__Work to be completed__.
Copy out all lines where "càrrec" appears.

* start *

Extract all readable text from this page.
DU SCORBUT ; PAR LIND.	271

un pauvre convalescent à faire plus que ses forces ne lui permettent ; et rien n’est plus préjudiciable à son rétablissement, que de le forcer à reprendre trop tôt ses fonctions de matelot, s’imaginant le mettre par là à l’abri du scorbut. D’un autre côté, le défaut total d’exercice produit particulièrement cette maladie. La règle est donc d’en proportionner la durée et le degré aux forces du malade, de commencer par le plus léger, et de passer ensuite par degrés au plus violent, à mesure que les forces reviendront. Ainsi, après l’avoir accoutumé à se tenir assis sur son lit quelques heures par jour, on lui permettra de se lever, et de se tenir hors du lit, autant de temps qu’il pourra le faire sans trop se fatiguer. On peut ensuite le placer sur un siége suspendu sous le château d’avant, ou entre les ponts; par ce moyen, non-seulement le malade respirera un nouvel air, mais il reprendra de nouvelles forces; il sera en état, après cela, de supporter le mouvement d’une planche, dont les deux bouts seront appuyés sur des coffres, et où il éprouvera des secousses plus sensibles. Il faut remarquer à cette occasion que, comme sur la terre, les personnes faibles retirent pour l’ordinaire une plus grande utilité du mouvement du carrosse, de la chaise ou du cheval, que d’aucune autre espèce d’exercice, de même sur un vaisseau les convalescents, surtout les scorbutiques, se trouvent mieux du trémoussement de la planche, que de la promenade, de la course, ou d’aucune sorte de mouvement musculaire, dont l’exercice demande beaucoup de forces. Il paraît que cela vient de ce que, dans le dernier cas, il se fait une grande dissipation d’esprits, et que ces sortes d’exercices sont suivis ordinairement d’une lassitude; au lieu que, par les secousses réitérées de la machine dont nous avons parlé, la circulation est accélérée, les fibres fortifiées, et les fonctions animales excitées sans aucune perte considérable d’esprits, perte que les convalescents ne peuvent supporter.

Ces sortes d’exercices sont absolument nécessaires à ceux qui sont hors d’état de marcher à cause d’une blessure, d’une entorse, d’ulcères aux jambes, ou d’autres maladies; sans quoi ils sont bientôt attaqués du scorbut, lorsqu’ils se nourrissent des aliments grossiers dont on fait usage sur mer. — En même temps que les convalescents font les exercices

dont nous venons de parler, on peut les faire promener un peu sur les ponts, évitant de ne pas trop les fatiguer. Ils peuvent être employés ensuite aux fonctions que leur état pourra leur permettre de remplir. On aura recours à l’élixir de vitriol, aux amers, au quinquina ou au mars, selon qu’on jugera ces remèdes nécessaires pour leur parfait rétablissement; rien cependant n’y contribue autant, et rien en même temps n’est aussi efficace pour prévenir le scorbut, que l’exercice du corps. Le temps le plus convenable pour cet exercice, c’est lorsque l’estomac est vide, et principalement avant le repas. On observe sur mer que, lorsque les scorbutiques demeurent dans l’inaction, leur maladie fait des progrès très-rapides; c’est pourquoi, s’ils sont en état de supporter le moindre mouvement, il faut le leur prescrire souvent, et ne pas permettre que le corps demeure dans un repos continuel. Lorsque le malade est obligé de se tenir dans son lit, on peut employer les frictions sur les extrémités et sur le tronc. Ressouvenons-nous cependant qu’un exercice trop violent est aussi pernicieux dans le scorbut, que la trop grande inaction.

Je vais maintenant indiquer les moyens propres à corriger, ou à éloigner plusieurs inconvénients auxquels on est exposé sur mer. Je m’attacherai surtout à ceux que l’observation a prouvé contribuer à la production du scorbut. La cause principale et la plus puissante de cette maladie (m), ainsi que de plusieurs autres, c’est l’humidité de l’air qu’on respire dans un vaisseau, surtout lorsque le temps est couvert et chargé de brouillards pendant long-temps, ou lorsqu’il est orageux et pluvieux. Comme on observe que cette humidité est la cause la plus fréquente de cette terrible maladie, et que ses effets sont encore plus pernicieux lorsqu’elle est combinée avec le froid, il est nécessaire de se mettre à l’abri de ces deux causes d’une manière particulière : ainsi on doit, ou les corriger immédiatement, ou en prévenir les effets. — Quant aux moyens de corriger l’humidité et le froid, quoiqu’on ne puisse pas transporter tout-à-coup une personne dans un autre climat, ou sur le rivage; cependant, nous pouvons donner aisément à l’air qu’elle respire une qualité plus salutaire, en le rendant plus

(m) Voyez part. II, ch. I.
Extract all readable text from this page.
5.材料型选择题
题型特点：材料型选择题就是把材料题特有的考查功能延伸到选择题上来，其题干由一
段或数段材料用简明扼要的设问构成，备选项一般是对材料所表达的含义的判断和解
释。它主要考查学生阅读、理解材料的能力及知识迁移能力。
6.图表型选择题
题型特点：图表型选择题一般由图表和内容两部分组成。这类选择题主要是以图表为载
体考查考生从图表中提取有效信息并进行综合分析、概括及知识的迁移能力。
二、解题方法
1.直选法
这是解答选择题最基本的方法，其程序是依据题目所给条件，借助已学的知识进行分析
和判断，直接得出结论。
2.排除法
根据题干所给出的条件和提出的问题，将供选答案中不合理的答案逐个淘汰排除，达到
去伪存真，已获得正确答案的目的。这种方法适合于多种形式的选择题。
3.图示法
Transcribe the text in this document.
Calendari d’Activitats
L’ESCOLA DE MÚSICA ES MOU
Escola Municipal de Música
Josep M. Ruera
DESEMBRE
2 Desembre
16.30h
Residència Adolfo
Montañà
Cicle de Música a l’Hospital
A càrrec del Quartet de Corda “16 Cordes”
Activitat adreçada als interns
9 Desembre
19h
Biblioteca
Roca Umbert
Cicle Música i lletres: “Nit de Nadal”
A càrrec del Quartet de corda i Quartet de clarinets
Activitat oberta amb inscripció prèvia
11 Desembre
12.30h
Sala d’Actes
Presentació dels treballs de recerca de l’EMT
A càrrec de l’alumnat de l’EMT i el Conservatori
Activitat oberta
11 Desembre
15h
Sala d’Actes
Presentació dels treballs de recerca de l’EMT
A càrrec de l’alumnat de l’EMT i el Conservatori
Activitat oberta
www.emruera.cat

* end *

__Response to this exercise__.
A càrrec del Quartet de Corda “16 Cordes”
A càrrec del Quartet de corda i Quartet de clarinets
A càrrec de l’alumnat de l’EMT i el Conservatori
A càrrec de l’alumnat de l’EMT i el Conservatori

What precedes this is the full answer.